━━━ Data supplied

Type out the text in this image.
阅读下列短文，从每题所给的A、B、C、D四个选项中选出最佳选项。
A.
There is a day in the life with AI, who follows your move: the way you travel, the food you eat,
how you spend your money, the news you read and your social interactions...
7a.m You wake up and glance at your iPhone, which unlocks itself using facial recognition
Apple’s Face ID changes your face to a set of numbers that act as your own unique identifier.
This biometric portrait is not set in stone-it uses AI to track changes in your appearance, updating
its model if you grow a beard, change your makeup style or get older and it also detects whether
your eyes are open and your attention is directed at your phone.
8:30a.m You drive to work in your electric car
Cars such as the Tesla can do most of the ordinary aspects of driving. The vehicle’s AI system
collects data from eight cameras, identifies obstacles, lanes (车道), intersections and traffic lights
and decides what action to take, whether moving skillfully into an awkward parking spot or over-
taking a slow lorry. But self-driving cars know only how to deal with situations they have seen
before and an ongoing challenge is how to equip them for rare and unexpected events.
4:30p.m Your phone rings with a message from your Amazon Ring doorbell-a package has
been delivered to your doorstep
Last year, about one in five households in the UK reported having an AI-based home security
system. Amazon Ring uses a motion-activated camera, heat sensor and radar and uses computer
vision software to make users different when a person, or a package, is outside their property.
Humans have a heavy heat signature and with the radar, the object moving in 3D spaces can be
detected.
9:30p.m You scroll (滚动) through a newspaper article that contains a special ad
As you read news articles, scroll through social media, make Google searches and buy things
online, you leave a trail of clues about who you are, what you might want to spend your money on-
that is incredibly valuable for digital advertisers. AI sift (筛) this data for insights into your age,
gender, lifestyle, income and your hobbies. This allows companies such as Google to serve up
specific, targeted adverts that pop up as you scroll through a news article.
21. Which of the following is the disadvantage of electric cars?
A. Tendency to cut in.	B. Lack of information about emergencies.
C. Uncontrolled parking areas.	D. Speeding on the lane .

━━━━━━

■ **Problem to work on**: Every record above should be output exactly.

■ **Task answer**:
Type out the text in this image.
阅读下列短文，从每题所给的A、B、C、D四个选项中选出最佳选项。
A.
There is a day in the life with AI, who follows your move: the way you travel, the food you eat,
how you spend your money, the news you read and your social interactions...
7a.m You wake up and glance at your iPhone, which unlocks itself using facial recognition
Apple’s Face ID changes your face to a set of numbers that act as your own unique identifier.
This biometric portrait is not set in stone-it uses AI to track changes in your appearance, updating
its model if you grow a beard, change your makeup style or get older and it also detects whether
your eyes are open and your attention is directed at your phone.
8:30a.m You drive to work in your electric car
Cars such as the Tesla can do most of the ordinary aspects of driving. The vehicle’s AI system
collects data from eight cameras, identifies obstacles, lanes (车道), intersections and traffic lights
and decides what action to take, whether moving skillfully into an awkward parking spot or over-
taking a slow lorry. But self-driving cars know only how to deal with situations they have seen
before and an ongoing challenge is how to equip them for rare and unexpected events.
4:30p.m Your phone rings with a message from your Amazon Ring doorbell-a package has
been delivered to your doorstep
Last year, about one in five households in the UK reported having an AI-based home security
system. Amazon Ring uses a motion-activated camera, heat sensor and radar and uses computer
vision software to make users different when a person, or a package, is outside their property.
Humans have a heavy heat signature and with the radar, the object moving in 3D spaces can be
detected.
9:30p.m You scroll (滚动) through a newspaper article that contains a special ad
As you read news articles, scroll through social media, make Google searches and buy things
online, you leave a trail of clues about who you are, what you might want to spend your money on-
that is incredibly valuable for digital advertisers. AI sift (筛) this data for insights into your age,
gender, lifestyle, income and your hobbies. This allows companies such as Google to serve up
specific, targeted adverts that pop up as you scroll through a news article.
21. Which of the following is the disadvantage of electric cars?
A. Tendency to cut in.	B. Lack of information about emergencies.
C. Uncontrolled parking areas.	D. Speeding on the lane .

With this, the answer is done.